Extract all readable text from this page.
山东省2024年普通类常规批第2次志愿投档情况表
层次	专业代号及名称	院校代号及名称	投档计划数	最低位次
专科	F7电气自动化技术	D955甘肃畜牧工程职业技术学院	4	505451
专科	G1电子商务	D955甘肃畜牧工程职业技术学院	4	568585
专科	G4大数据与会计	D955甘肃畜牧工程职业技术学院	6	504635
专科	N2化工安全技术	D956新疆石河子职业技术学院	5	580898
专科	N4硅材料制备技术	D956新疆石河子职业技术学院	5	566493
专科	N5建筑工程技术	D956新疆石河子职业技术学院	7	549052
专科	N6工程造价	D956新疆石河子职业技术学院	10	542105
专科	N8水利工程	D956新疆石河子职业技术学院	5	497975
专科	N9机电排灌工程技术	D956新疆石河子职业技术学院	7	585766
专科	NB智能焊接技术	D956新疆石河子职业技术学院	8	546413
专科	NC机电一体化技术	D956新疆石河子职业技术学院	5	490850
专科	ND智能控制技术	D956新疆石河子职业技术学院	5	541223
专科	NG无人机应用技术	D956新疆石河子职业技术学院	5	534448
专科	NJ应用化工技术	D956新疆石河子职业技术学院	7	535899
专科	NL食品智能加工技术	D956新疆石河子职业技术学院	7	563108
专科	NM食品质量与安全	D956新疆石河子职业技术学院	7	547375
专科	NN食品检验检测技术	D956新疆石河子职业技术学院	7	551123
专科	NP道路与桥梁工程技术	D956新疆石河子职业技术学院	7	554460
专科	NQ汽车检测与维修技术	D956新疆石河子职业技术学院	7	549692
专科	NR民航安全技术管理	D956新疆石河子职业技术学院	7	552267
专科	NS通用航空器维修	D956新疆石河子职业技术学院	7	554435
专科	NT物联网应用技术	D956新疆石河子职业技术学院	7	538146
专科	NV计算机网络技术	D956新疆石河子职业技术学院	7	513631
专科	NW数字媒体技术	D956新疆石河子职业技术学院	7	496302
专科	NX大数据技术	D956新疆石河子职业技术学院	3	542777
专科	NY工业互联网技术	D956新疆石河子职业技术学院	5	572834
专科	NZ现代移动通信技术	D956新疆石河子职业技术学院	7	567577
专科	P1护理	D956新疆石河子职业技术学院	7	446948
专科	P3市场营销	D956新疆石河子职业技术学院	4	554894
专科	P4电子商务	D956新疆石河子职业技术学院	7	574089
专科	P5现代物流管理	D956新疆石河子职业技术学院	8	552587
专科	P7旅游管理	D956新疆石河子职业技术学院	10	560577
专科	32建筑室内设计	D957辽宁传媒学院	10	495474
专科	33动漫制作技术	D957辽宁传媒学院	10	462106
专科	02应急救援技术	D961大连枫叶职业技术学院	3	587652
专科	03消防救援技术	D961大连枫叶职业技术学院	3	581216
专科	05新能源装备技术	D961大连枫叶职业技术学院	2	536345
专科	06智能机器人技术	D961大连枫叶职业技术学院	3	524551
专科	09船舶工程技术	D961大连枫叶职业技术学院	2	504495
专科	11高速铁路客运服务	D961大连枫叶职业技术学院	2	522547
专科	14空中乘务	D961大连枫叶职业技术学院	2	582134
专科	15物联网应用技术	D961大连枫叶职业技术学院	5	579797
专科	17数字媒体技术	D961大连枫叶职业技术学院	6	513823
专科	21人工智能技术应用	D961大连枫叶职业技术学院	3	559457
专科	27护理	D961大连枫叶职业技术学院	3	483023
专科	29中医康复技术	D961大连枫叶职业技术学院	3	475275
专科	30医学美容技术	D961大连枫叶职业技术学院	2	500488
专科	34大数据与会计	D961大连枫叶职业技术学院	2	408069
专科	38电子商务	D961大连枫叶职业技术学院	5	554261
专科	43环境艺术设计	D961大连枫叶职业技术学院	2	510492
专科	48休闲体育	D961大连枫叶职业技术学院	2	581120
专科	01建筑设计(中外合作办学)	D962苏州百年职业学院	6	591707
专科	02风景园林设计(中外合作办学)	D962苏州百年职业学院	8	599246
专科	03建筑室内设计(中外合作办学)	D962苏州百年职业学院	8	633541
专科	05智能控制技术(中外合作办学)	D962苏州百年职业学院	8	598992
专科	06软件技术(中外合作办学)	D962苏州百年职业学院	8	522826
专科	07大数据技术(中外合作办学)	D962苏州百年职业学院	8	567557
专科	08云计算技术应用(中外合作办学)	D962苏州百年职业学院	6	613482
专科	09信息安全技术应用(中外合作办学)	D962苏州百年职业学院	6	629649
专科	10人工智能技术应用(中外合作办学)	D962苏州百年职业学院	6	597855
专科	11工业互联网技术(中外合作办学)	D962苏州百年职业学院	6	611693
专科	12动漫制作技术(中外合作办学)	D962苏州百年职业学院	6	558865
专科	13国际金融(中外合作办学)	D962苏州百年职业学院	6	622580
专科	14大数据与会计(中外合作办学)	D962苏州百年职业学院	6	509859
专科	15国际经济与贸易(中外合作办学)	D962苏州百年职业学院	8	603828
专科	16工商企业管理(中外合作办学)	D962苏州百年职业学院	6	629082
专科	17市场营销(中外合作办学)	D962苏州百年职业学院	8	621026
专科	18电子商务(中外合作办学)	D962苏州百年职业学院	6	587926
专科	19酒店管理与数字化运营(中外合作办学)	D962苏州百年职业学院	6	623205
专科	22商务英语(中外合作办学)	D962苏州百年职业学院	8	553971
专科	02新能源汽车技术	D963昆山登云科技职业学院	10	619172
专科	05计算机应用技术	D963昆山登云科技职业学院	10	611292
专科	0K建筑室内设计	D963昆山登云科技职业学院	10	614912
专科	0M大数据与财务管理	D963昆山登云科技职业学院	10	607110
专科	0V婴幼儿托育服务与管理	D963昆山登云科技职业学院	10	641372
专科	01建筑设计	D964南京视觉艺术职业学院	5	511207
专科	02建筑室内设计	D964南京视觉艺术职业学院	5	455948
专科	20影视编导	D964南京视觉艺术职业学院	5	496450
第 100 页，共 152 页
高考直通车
┄┄┄┄┄┄
Exercise brief:
Reproduce the records above exactly.

Result of the task:
Extract all readable text from this page.
山东省2024年普通类常规批第2次志愿投档情况表
层次	专业代号及名称	院校代号及名称	投档计划数	最低位次
专科	F7电气自动化技术	D955甘肃畜牧工程职业技术学院	4	505451
专科	G1电子商务	D955甘肃畜牧工程职业技术学院	4	568585
专科	G4大数据与会计	D955甘肃畜牧工程职业技术学院	6	504635
专科	N2化工安全技术	D956新疆石河子职业技术学院	5	580898
专科	N4硅材料制备技术	D956新疆石河子职业技术学院	5	566493
专科	N5建筑工程技术	D956新疆石河子职业技术学院	7	549052
专科	N6工程造价	D956新疆石河子职业技术学院	10	542105
专科	N8水利工程	D956新疆石河子职业技术学院	5	497975
专科	N9机电排灌工程技术	D956新疆石河子职业技术学院	7	585766
专科	NB智能焊接技术	D956新疆石河子职业技术学院	8	546413
专科	NC机电一体化技术	D956新疆石河子职业技术学院	5	490850
专科	ND智能控制技术	D956新疆石河子职业技术学院	5	541223
专科	NG无人机应用技术	D956新疆石河子职业技术学院	5	534448
专科	NJ应用化工技术	D956新疆石河子职业技术学院	7	535899
专科	NL食品智能加工技术	D956新疆石河子职业技术学院	7	563108
专科	NM食品质量与安全	D956新疆石河子职业技术学院	7	547375
专科	NN食品检验检测技术	D956新疆石河子职业技术学院	7	551123
专科	NP道路与桥梁工程技术	D956新疆石河子职业技术学院	7	554460
专科	NQ汽车检测与维修技术	D956新疆石河子职业技术学院	7	549692
专科	NR民航安全技术管理	D956新疆石河子职业技术学院	7	552267
专科	NS通用航空器维修	D956新疆石河子职业技术学院	7	554435
专科	NT物联网应用技术	D956新疆石河子职业技术学院	7	538146
专科	NV计算机网络技术	D956新疆石河子职业技术学院	7	513631
专科	NW数字媒体技术	D956新疆石河子职业技术学院	7	496302
专科	NX大数据技术	D956新疆石河子职业技术学院	3	542777
专科	NY工业互联网技术	D956新疆石河子职业技术学院	5	572834
专科	NZ现代移动通信技术	D956新疆石河子职业技术学院	7	567577
专科	P1护理	D956新疆石河子职业技术学院	7	446948
专科	P3市场营销	D956新疆石河子职业技术学院	4	554894
专科	P4电子商务	D956新疆石河子职业技术学院	7	574089
专科	P5现代物流管理	D956新疆石河子职业技术学院	8	552587
专科	P7旅游管理	D956新疆石河子职业技术学院	10	560577
专科	32建筑室内设计	D957辽宁传媒学院	10	495474
专科	33动漫制作技术	D957辽宁传媒学院	10	462106
专科	02应急救援技术	D961大连枫叶职业技术学院	3	587652
专科	03消防救援技术	D961大连枫叶职业技术学院	3	581216
专科	05新能源装备技术	D961大连枫叶职业技术学院	2	536345
专科	06智能机器人技术	D961大连枫叶职业技术学院	3	524551
专科	09船舶工程技术	D961大连枫叶职业技术学院	2	504495
专科	11高速铁路客运服务	D961大连枫叶职业技术学院	2	522547
专科	14空中乘务	D961大连枫叶职业技术学院	2	582134
专科	15物联网应用技术	D961大连枫叶职业技术学院	5	579797
专科	17数字媒体技术	D961大连枫叶职业技术学院	6	513823
专科	21人工智能技术应用	D961大连枫叶职业技术学院	3	559457
专科	27护理	D961大连枫叶职业技术学院	3	483023
专科	29中医康复技术	D961大连枫叶职业技术学院	3	475275
专科	30医学美容技术	D961大连枫叶职业技术学院	2	500488
专科	34大数据与会计	D961大连枫叶职业技术学院	2	408069
专科	38电子商务	D961大连枫叶职业技术学院	5	554261
专科	43环境艺术设计	D961大连枫叶职业技术学院	2	510492
专科	48休闲体育	D961大连枫叶职业技术学院	2	581120
专科	01建筑设计(中外合作办学)	D962苏州百年职业学院	6	591707
专科	02风景园林设计(中外合作办学)	D962苏州百年职业学院	8	599246
专科	03建筑室内设计(中外合作办学)	D962苏州百年职业学院	8	633541
专科	05智能控制技术(中外合作办学)	D962苏州百年职业学院	8	598992
专科	06软件技术(中外合作办学)	D962苏州百年职业学院	8	522826
专科	07大数据技术(中外合作办学)	D962苏州百年职业学院	8	567557
专科	08云计算技术应用(中外合作办学)	D962苏州百年职业学院	6	613482
专科	09信息安全技术应用(中外合作办学)	D962苏州百年职业学院	6	629649
专科	10人工智能技术应用(中外合作办学)	D962苏州百年职业学院	6	597855
专科	11工业互联网技术(中外合作办学)	D962苏州百年职业学院	6	611693
专科	12动漫制作技术(中外合作办学)	D962苏州百年职业学院	6	558865
专科	13国际金融(中外合作办学)	D962苏州百年职业学院	6	622580
专科	14大数据与会计(中外合作办学)	D962苏州百年职业学院	6	509859
专科	15国际经济与贸易(中外合作办学)	D962苏州百年职业学院	8	603828
专科	16工商企业管理(中外合作办学)	D962苏州百年职业学院	6	629082
专科	17市场营销(中外合作办学)	D962苏州百年职业学院	8	621026
专科	18电子商务(中外合作办学)	D962苏州百年职业学院	6	587926
专科	19酒店管理与数字化运营(中外合作办学)	D962苏州百年职业学院	6	623205
专科	22商务英语(中外合作办学)	D962苏州百年职业学院	8	553971
专科	02新能源汽车技术	D963昆山登云科技职业学院	10	619172
专科	05计算机应用技术	D963昆山登云科技职业学院	10	611292
专科	0K建筑室内设计	D963昆山登云科技职业学院	10	614912
专科	0M大数据与财务管理	D963昆山登云科技职业学院	10	607110
专科	0V婴幼儿托育服务与管理	D963昆山登云科技职业学院	10	641372
专科	01建筑设计	D964南京视觉艺术职业学院	5	511207
专科	02建筑室内设计	D964南京视觉艺术职业学院	5	455948
专科	20影视编导	D964南京视觉艺术职业学院	5	496450
第 100 页，共 152 页
高考直通车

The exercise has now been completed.